### WHAT YOU SHOULD DO
Copy all of the material exactly. Pictures are not to appear in the copy.

### EXERCISE INPUTS
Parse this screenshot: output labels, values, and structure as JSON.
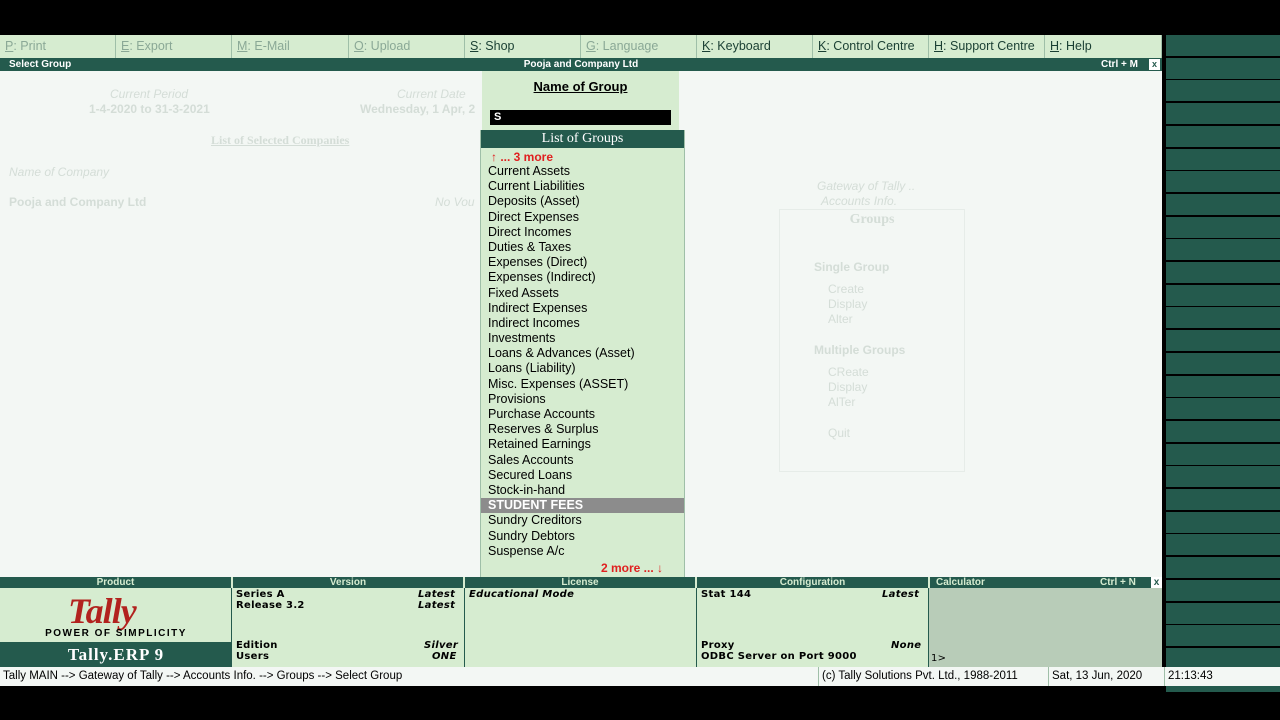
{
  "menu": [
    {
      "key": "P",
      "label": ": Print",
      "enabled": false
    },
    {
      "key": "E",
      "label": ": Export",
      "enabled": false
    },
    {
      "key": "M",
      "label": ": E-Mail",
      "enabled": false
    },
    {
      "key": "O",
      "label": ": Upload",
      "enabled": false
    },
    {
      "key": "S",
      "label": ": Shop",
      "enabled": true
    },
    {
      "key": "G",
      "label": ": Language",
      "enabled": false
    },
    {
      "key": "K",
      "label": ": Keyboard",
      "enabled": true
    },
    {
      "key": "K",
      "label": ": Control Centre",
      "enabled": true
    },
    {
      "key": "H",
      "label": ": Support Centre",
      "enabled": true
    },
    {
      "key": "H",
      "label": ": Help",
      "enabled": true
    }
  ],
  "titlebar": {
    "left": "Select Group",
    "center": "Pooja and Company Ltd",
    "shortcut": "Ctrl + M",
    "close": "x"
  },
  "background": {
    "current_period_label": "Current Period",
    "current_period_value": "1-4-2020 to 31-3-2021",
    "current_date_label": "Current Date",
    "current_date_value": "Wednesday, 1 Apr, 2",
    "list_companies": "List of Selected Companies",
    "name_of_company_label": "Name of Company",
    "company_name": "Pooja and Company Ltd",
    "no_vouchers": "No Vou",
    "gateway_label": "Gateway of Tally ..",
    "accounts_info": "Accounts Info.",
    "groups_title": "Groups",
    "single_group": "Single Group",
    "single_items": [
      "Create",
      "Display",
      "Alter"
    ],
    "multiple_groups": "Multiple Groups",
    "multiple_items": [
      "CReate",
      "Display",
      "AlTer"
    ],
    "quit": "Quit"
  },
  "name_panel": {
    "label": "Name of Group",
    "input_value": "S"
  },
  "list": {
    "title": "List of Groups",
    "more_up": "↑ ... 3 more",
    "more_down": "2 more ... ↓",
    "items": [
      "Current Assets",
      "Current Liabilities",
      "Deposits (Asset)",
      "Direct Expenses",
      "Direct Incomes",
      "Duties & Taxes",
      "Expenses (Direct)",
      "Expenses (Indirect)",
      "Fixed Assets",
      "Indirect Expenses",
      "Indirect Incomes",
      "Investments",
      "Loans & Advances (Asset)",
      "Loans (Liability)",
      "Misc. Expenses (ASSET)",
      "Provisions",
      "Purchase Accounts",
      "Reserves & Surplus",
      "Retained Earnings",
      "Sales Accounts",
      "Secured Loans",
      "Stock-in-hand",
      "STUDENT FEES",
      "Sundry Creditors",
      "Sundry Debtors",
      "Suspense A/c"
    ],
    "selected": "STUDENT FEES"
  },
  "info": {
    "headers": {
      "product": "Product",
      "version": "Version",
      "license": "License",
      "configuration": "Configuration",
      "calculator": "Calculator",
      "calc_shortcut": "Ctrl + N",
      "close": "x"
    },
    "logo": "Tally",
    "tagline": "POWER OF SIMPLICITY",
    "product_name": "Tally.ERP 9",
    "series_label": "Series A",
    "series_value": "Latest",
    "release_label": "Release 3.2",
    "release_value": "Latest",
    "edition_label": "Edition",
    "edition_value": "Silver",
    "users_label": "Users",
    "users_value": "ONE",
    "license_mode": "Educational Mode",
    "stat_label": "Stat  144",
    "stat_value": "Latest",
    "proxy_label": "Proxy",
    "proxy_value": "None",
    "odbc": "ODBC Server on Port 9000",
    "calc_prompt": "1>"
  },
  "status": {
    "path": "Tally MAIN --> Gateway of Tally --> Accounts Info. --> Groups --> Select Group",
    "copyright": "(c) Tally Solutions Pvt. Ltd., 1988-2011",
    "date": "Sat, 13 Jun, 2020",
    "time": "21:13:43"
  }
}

### EXERCISE OUTPUT
Parse this screenshot: output labels, values, and structure as JSON.
{
  "menu": [
    {
      "key": "P",
      "label": ": Print",
      "enabled": false
    },
    {
      "key": "E",
      "label": ": Export",
      "enabled": false
    },
    {
      "key": "M",
      "label": ": E-Mail",
      "enabled": false
    },
    {
      "key": "O",
      "label": ": Upload",
      "enabled": false
    },
    {
      "key": "S",
      "label": ": Shop",
      "enabled": true
    },
    {
      "key": "G",
      "label": ": Language",
      "enabled": false
    },
    {
      "key": "K",
      "label": ": Keyboard",
      "enabled": true
    },
    {
      "key": "K",
      "label": ": Control Centre",
      "enabled": true
    },
    {
      "key": "H",
      "label": ": Support Centre",
      "enabled": true
    },
    {
      "key": "H",
      "label": ": Help",
      "enabled": true
    }
  ],
  "titlebar": {
    "left": "Select Group",
    "center": "Pooja and Company Ltd",
    "shortcut": "Ctrl + M",
    "close": "x"
  },
  "background": {
    "current_period_label": "Current Period",
    "current_period_value": "1-4-2020 to 31-3-2021",
    "current_date_label": "Current Date",
    "current_date_value": "Wednesday, 1 Apr, 2",
    "list_companies": "List of Selected Companies",
    "name_of_company_label": "Name of Company",
    "company_name": "Pooja and Company Ltd",
    "no_vouchers": "No Vou",
    "gateway_label": "Gateway of Tally ..",
    "accounts_info": "Accounts Info.",
    "groups_title": "Groups",
    "single_group": "Single Group",
    "single_items": [
      "Create",
      "Display",
      "Alter"
    ],
    "multiple_groups": "Multiple Groups",
    "multiple_items": [
      "CReate",
      "Display",
      "AlTer"
    ],
    "quit": "Quit"
  },
  "name_panel": {
    "label": "Name of Group",
    "input_value": "S"
  },
  "list": {
    "title": "List of Groups",
    "more_up": "↑ ... 3 more",
    "more_down": "2 more ... ↓",
    "items": [
      "Current Assets",
      "Current Liabilities",
      "Deposits (Asset)",
      "Direct Expenses",
      "Direct Incomes",
      "Duties & Taxes",
      "Expenses (Direct)",
      "Expenses (Indirect)",
      "Fixed Assets",
      "Indirect Expenses",
      "Indirect Incomes",
      "Investments",
      "Loans & Advances (Asset)",
      "Loans (Liability)",
      "Misc. Expenses (ASSET)",
      "Provisions",
      "Purchase Accounts",
      "Reserves & Surplus",
      "Retained Earnings",
      "Sales Accounts",
      "Secured Loans",
      "Stock-in-hand",
      "STUDENT FEES",
      "Sundry Creditors",
      "Sundry Debtors",
      "Suspense A/c"
    ],
    "selected": "STUDENT FEES"
  },
  "info": {
    "headers": {
      "product": "Product",
      "version": "Version",
      "license": "License",
      "configuration": "Configuration",
      "calculator": "Calculator",
      "calc_shortcut": "Ctrl + N",
      "close": "x"
    },
    "logo": "Tally",
    "tagline": "POWER OF SIMPLICITY",
    "product_name": "Tally.ERP 9",
    "series_label": "Series A",
    "series_value": "Latest",
    "release_label": "Release 3.2",
    "release_value": "Latest",
    "edition_label": "Edition",
    "edition_value": "Silver",
    "users_label": "Users",
    "users_value": "ONE",
    "license_mode": "Educational Mode",
    "stat_label": "Stat  144",
    "stat_value": "Latest",
    "proxy_label": "Proxy",
    "proxy_value": "None",
    "odbc": "ODBC Server on Port 9000",
    "calc_prompt": "1>"
  },
  "status": {
    "path": "Tally MAIN --> Gateway of Tally --> Accounts Info. --> Groups --> Select Group",
    "copyright": "(c) Tally Solutions Pvt. Ltd., 1988-2011",
    "date": "Sat, 13 Jun, 2020",
    "time": "21:13:43"
  }
}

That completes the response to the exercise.